Look through the listing and locate every line containing the word "players"; copy those lines.

━━━━━ DATA SECTION

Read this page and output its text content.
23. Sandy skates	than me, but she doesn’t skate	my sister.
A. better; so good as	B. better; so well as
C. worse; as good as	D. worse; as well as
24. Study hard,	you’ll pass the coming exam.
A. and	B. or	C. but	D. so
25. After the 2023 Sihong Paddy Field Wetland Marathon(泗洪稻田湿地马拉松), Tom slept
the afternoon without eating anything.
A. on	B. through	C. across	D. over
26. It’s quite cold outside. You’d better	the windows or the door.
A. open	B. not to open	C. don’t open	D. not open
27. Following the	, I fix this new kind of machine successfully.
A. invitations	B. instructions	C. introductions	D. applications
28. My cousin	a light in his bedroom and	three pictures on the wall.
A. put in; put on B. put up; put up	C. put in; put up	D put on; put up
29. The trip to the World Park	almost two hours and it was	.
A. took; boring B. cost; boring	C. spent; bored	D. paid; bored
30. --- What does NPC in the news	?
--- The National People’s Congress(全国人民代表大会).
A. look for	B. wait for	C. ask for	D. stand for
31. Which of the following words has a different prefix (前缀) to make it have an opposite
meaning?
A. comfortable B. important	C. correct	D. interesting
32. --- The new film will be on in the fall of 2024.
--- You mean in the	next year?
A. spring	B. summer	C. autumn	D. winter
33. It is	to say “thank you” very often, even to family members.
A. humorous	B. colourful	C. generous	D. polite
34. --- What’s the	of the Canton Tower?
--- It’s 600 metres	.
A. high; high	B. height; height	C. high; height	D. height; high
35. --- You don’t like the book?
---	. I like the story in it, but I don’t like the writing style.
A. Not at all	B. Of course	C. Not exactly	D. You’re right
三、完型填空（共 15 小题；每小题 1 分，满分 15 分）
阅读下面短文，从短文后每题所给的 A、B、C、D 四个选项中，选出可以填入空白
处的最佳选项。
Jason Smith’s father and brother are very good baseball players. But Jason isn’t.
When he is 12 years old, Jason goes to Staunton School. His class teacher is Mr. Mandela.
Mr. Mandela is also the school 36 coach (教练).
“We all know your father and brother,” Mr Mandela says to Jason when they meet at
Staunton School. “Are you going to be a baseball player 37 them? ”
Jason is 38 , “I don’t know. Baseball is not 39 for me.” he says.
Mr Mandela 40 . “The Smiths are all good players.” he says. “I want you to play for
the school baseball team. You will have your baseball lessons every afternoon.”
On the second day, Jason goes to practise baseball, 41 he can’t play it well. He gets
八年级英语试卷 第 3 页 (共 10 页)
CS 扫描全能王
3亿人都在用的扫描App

━━━━━━━━━━

**TASK RESPONSE:**
Jason Smith’s father and brother are very good baseball players. But Jason isn’t.
Mr Mandela 40 . “The Smiths are all good players.” he says. “I want you to play for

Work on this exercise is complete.